## EXERCISE DIRECTIONS:
Copy all lines holding the word "JSON" from the entries.

Data extracted from a collection:
==*==

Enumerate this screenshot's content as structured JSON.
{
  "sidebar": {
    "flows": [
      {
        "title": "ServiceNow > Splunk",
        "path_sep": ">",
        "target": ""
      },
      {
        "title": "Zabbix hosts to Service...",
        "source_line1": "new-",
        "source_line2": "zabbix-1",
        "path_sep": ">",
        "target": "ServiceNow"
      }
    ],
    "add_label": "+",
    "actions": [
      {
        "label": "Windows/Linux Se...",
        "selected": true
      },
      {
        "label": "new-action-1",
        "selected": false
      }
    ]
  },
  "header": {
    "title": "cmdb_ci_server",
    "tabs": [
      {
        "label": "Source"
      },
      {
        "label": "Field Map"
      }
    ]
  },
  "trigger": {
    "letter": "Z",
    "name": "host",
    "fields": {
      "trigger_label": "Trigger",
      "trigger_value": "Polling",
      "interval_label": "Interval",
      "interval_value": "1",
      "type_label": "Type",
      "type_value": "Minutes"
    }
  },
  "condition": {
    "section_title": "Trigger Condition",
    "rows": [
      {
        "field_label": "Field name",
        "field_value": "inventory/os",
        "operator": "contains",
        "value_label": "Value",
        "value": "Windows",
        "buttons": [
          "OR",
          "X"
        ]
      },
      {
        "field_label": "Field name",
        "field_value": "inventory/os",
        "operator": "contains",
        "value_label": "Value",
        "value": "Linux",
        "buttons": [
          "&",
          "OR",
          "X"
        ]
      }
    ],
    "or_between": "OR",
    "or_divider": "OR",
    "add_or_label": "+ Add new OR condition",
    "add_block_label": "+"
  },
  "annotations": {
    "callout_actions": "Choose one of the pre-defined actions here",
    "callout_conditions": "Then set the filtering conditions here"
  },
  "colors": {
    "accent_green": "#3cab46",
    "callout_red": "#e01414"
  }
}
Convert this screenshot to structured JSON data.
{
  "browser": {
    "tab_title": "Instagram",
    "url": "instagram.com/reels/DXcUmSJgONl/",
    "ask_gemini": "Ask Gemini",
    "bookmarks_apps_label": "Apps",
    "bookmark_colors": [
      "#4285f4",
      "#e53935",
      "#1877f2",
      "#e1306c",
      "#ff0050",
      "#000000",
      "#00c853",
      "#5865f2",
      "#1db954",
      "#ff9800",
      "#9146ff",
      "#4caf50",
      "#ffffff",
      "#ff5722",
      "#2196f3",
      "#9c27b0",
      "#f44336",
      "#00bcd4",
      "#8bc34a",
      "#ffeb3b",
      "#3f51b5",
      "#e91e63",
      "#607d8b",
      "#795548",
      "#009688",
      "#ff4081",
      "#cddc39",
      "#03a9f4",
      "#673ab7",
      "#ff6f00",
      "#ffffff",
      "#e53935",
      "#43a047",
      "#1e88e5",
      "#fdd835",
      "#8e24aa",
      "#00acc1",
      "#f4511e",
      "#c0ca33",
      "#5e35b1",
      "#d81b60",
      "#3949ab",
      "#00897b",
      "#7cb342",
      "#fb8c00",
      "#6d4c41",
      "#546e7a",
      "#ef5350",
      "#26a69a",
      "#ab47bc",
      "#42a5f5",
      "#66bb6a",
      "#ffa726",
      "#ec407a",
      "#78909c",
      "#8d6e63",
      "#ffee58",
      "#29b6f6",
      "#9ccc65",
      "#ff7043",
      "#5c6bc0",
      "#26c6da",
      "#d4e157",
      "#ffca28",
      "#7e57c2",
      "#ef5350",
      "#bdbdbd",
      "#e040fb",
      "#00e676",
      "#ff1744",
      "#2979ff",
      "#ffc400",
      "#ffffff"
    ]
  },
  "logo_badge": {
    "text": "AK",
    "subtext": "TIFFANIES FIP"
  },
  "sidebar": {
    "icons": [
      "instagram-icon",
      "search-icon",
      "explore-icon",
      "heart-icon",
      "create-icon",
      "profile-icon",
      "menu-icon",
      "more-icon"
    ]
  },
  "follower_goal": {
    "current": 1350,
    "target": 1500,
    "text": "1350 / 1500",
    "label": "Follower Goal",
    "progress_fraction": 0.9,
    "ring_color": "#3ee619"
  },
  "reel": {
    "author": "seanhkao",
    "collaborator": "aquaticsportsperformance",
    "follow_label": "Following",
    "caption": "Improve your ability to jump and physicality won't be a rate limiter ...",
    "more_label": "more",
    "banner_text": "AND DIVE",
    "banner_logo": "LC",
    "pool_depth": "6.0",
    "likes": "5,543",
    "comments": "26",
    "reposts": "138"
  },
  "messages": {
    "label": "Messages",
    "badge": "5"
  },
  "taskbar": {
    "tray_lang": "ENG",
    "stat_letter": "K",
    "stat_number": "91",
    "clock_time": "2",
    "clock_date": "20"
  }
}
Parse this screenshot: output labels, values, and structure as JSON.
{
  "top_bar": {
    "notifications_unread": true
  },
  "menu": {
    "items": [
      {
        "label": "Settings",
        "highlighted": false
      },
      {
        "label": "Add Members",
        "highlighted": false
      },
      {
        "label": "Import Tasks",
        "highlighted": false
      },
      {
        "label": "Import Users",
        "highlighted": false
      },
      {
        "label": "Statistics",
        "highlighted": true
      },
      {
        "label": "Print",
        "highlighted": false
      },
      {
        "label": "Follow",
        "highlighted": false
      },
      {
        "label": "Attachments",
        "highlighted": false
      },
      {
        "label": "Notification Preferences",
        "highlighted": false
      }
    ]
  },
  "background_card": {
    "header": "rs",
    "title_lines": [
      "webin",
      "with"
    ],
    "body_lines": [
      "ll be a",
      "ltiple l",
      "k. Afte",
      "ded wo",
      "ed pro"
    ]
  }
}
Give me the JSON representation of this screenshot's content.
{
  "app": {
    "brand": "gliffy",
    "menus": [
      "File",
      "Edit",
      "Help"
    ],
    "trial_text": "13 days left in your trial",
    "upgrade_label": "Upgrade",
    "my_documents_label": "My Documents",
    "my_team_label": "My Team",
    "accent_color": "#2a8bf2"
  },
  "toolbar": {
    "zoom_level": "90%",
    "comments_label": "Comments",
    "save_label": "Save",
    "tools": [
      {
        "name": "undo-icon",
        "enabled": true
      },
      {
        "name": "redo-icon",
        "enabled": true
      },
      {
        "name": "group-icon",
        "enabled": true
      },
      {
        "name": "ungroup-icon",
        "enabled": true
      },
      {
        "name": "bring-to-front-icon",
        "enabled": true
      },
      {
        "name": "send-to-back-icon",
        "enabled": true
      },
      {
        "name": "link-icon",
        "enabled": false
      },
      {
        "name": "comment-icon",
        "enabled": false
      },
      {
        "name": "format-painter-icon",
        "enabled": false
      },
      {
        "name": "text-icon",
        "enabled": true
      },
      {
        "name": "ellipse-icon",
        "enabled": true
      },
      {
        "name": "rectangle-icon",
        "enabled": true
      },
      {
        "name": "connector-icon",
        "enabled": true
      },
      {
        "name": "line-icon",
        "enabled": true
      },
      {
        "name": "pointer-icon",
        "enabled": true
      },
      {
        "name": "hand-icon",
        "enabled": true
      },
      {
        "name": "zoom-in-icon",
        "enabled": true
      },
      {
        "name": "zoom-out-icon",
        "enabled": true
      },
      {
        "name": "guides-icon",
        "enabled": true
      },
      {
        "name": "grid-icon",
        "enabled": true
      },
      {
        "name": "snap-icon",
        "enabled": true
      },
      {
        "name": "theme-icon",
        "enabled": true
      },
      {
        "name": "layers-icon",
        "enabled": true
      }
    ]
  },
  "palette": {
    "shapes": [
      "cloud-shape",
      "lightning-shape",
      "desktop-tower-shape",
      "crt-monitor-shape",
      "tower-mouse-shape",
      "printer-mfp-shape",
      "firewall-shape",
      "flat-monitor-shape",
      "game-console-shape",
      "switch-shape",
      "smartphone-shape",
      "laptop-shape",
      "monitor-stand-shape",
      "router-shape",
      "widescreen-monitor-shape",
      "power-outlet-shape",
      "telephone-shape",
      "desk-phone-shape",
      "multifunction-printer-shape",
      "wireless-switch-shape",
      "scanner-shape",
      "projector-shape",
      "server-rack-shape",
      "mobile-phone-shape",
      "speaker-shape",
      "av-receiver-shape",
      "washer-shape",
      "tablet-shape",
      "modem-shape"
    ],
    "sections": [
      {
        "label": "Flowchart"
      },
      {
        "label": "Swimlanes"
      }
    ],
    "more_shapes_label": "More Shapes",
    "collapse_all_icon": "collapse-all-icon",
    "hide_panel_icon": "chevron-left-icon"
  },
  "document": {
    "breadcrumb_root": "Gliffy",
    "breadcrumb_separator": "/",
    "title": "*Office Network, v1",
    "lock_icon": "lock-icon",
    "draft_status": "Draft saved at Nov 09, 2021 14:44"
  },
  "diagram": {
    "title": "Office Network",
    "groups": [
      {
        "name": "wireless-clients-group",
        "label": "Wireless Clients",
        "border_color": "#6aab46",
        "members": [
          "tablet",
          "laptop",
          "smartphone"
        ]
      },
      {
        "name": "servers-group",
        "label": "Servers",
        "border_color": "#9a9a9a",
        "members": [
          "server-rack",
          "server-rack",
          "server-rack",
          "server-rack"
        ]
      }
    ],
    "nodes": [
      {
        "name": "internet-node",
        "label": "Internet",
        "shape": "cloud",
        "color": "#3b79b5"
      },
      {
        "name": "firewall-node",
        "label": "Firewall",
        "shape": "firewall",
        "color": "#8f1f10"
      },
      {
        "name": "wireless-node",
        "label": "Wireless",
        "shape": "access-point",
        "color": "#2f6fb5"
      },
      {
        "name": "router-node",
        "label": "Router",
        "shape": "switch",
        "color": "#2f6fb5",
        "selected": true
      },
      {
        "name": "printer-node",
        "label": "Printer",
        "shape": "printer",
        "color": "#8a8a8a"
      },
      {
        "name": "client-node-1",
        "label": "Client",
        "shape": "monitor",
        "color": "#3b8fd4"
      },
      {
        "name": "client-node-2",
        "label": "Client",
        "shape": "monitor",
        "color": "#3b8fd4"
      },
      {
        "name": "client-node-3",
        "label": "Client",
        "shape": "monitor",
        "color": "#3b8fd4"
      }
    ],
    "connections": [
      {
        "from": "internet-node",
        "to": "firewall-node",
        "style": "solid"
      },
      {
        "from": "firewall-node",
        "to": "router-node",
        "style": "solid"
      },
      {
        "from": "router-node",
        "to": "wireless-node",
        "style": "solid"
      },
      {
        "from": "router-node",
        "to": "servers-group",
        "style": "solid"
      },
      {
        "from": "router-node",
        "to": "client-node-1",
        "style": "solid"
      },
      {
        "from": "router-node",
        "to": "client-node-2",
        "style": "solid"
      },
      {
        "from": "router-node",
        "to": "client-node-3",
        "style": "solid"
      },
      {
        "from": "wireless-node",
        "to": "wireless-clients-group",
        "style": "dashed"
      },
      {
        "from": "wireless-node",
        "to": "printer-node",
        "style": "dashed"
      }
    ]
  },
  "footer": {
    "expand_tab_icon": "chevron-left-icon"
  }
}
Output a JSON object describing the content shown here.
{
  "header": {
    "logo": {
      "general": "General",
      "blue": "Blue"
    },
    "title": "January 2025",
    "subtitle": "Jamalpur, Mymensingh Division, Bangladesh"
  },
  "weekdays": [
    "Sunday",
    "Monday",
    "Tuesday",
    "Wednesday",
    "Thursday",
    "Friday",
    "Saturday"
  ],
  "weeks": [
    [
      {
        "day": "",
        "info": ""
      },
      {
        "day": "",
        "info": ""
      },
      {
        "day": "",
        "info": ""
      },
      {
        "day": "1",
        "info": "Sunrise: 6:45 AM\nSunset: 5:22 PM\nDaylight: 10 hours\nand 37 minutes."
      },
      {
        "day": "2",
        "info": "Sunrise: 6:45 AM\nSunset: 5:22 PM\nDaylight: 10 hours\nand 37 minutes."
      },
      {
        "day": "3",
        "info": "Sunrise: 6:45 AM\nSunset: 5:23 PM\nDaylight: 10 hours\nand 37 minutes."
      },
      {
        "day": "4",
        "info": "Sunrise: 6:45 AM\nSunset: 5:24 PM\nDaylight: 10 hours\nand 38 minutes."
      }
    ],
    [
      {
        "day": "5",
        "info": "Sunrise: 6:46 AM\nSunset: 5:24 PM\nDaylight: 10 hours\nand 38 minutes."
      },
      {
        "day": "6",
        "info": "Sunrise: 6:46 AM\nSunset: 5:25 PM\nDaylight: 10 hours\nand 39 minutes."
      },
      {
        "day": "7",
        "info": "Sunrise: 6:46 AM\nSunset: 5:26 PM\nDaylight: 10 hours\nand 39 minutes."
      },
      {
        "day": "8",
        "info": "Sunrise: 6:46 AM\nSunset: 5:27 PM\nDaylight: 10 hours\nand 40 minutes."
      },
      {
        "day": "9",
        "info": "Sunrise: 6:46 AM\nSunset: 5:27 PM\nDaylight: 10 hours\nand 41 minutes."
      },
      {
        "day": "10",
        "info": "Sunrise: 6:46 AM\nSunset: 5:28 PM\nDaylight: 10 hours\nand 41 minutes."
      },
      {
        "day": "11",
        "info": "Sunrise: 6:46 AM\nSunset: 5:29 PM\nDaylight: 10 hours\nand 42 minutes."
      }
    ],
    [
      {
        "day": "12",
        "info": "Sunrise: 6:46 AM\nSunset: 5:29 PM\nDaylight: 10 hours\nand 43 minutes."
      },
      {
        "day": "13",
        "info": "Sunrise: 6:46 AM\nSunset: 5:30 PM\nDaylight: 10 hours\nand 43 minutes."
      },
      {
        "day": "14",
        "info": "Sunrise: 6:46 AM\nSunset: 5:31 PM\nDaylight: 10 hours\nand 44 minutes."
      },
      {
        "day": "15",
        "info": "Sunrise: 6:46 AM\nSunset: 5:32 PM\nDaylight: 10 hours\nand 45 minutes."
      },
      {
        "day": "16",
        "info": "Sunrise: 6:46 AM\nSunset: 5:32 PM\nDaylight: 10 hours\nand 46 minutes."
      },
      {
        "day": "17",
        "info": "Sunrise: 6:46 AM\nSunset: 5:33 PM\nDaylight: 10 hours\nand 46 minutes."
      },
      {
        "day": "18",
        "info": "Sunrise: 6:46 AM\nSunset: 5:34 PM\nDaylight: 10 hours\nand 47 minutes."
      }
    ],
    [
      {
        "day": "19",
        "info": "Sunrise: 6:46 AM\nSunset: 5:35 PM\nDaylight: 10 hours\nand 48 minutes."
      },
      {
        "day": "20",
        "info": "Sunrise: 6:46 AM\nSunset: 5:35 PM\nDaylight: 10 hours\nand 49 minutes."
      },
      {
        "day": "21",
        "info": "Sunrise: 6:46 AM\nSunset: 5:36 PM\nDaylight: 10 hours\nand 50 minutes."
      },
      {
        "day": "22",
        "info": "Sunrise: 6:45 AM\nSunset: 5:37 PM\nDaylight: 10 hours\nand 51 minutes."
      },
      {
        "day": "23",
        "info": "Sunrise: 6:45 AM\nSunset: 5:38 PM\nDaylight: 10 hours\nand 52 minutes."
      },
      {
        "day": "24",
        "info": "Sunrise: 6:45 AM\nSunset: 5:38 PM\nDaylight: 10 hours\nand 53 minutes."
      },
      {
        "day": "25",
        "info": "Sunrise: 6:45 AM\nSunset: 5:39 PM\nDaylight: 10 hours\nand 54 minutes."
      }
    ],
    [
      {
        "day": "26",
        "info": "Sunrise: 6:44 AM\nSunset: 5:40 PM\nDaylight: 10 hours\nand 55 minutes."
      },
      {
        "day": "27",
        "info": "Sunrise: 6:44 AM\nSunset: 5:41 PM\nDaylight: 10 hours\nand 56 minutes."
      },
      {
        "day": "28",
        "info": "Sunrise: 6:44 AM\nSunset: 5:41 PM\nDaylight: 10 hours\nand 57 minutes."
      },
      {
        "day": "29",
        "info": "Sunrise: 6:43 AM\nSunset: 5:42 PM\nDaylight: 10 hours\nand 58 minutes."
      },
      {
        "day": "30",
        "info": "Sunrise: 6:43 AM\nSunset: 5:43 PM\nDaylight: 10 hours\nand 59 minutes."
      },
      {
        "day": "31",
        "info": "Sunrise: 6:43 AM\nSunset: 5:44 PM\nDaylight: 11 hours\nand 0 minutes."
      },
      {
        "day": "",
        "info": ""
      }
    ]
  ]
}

==*==

## ANSWER TO THE PROBLEM:
Enumerate this screenshot's content as structured JSON.
Convert this screenshot to structured JSON data.
Parse this screenshot: output labels, values, and structure as JSON.
Give me the JSON representation of this screenshot's content.
Output a JSON object describing the content shown here.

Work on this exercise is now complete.